Signed-off-by: Jordan Crouse <jcrouse@codeaurora.org>
---

 drivers/iommu/arm-smmu.c | 48 ++++++++++++++++++++++++++++++++++------
 drivers/iommu/arm-smmu.h | 24 +++++++++++++++-----
 2 files changed, 59 insertions(+), 13 deletions(-)

diff --git a/drivers/iommu/arm-smmu.c b/drivers/iommu/arm-smmu.c
index a6a5796e9c41..db6d503c1673 100644
--- a/drivers/iommu/arm-smmu.c
+++ b/drivers/iommu/arm-smmu.c
@@ -555,11 +555,16 @@ static void arm_smmu_init_context_bank(struct arm_smmu_domain *smmu_domain,
 			cb->ttbr[0] = pgtbl_cfg->arm_v7s_cfg.ttbr;
 			cb->ttbr[1] = 0;
 		} else {
-			cb->ttbr[0] = pgtbl_cfg->arm_lpae_s1_cfg.ttbr;
-			cb->ttbr[0] |= FIELD_PREP(ARM_SMMU_TTBRn_ASID,
-						  cfg->asid);
-			cb->ttbr[1] = FIELD_PREP(ARM_SMMU_TTBRn_ASID,
-						 cfg->asid);
+			cb->ttbr[0] = FIELD_PREP(ARM_SMMU_TTBRn_ASID,
+				cfg->asid);
+
+			if (pgtbl_cfg->quirks & IO_PGTABLE_QUIRK_ARM_TTBR1) {
+				cb->ttbr[1] = pgtbl_cfg->arm_lpae_s1_cfg.ttbr;
+			} else {
+				cb->ttbr[0] |= pgtbl_cfg->arm_lpae_s1_cfg.ttbr;
+				cb->ttbr[1] = FIELD_PREP(ARM_SMMU_TTBRn_ASID,
+							 cfg->asid);
+			}
 		}
 	} else {
 		cb->ttbr[0] = pgtbl_cfg->arm_lpae_s2_cfg.vttbr;
@@ -673,6 +678,7 @@ static int arm_smmu_init_domain_context(struct iommu_domain *domain,
 	enum io_pgtable_fmt fmt;
 	struct arm_smmu_domain *smmu_domain = to_smmu_domain(domain);
 	struct arm_smmu_cfg *cfg = &smmu_domain->cfg;
+	unsigned long quirks = 0;
 
 	mutex_lock(&smmu_domain->init_mutex);
 	if (smmu_domain->smmu)

--------------------------------------------------

◆ **Given request 1**
How many insertions and deletions does the patch summary report?

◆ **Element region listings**
--------------------------------------------------

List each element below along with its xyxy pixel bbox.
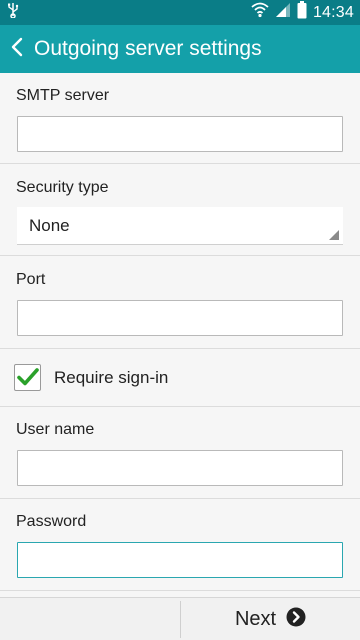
app-bar: Outgoing server settings xyxy=(0,25,360,73)
wifi-icon xyxy=(251,2,269,23)
bottom-action-bar: Next xyxy=(0,597,360,640)
usb-icon xyxy=(6,2,20,23)
security-type-select[interactable]: None xyxy=(17,207,343,245)
require-sign-in-row[interactable]: Require sign-in xyxy=(0,349,360,407)
require-sign-in-checkbox[interactable] xyxy=(14,364,41,391)
dropdown-corner-icon xyxy=(329,230,339,240)
next-button[interactable]: Next xyxy=(181,598,360,640)
require-sign-in-label: Require sign-in xyxy=(54,368,169,387)
status-right: 14:34 xyxy=(251,1,354,24)
smtp-server-input[interactable] xyxy=(17,116,343,152)
security-type-section: Security type None xyxy=(0,164,360,256)
password-section: Password xyxy=(0,499,360,591)
status-left xyxy=(6,2,20,23)
status-bar: 14:34 xyxy=(0,0,360,25)
next-label: Next xyxy=(234,608,277,630)
port-input[interactable] xyxy=(17,300,343,336)
smtp-server-label: SMTP server xyxy=(16,87,110,104)
port-label: Port xyxy=(16,271,46,288)
user-name-input[interactable] xyxy=(17,450,343,486)
user-name-label: User name xyxy=(16,421,95,438)
security-type-value: None xyxy=(29,215,70,235)
port-section: Port xyxy=(0,256,360,349)
password-label: Password xyxy=(16,513,87,530)
security-type-label: Security type xyxy=(16,179,109,196)
status-time: 14:34 xyxy=(312,3,354,21)
chevron-left-icon xyxy=(10,37,24,62)
battery-icon xyxy=(297,1,307,24)
form-content: SMTP server Security type None Port Requ… xyxy=(0,73,360,597)
smtp-server-section: SMTP server xyxy=(0,73,360,164)
password-input[interactable] xyxy=(17,542,343,578)
arrow-circle-right-icon xyxy=(286,607,306,632)
user-name-section: User name xyxy=(0,407,360,499)
signal-icon xyxy=(275,2,291,23)
back-button[interactable] xyxy=(2,25,32,73)
page-title: Outgoing server settings xyxy=(34,37,262,60)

--------------------------------------------------

◆ **Given request 2**
Duplicate the part of the entries that opens with the line containing "app-bar: Outgoing server" and closes with the line containing "require-sign-in-row[interactable]: Require sign-in", both lines included.

◆ **Problem solution 1**
59 insertions and 13 deletions.

◆ **Problem solution 2**
app-bar: Outgoing server settings xyxy=(0,25,360,73)
wifi-icon xyxy=(251,2,269,23)
bottom-action-bar: Next xyxy=(0,597,360,640)
usb-icon xyxy=(6,2,20,23)
security-type-select[interactable]: None xyxy=(17,207,343,245)
require-sign-in-row[interactable]: Require sign-in xyxy=(0,349,360,407)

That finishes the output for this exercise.